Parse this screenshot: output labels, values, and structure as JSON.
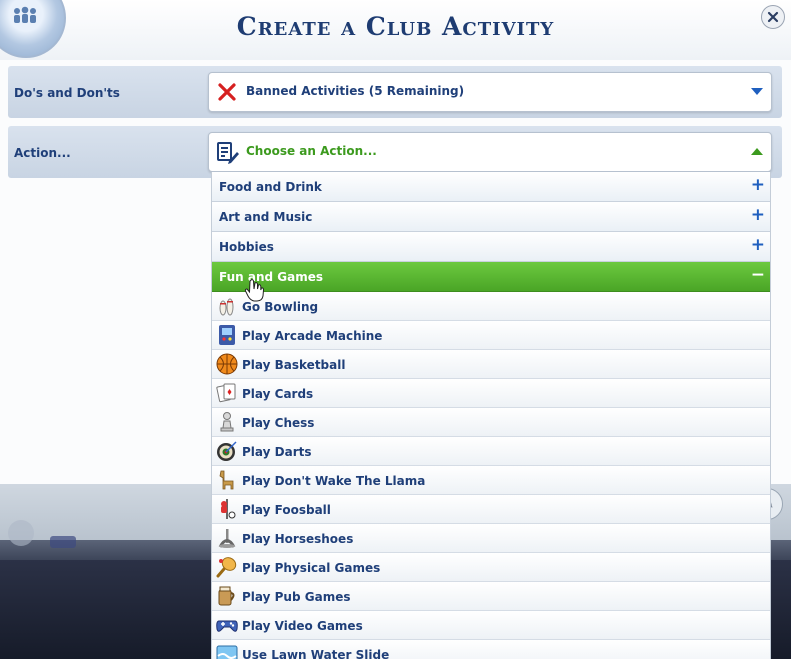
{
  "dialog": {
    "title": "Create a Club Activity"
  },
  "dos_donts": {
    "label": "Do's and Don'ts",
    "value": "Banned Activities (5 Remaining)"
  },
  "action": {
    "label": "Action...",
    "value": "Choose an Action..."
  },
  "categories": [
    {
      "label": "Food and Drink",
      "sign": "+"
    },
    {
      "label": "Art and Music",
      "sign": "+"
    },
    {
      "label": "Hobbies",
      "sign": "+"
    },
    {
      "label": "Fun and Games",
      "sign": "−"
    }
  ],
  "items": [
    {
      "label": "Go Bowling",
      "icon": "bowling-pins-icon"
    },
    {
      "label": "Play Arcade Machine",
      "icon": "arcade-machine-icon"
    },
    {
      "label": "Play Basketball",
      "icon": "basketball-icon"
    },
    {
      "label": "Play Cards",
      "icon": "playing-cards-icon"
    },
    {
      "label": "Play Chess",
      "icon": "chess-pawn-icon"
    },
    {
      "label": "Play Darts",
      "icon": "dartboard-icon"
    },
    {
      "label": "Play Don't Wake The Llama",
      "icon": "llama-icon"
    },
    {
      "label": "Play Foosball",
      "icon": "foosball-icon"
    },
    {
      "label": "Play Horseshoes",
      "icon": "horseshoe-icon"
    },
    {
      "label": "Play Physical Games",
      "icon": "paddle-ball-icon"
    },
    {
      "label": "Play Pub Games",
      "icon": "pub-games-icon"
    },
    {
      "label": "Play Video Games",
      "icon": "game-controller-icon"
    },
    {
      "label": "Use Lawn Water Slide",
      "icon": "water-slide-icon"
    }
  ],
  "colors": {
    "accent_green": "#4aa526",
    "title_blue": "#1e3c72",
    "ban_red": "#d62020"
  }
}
···
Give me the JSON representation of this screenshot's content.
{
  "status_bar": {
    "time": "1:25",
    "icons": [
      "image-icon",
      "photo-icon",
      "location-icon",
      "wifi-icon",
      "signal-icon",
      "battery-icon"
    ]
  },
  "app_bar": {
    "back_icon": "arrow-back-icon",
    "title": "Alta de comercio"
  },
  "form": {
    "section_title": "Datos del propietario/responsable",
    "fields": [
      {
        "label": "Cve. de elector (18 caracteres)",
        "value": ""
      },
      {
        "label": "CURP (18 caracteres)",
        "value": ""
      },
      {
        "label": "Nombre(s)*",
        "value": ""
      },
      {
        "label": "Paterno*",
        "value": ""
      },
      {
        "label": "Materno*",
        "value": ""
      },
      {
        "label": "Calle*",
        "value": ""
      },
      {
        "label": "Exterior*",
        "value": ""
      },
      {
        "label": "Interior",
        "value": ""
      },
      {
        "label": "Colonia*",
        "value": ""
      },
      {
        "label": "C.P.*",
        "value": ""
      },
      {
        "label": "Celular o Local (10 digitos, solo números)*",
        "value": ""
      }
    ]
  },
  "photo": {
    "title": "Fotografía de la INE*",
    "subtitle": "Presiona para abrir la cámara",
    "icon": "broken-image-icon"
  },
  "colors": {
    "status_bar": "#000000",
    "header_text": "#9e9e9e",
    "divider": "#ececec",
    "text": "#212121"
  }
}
···
- [YOUR GOAL]: Look through the entries and find each line that has the string "this". Copy those lines.

- [PROBLEM SOLUTION]:
Parse this screenshot: output labels, values, and structure as JSON.
Give me the JSON representation of this screenshot's content.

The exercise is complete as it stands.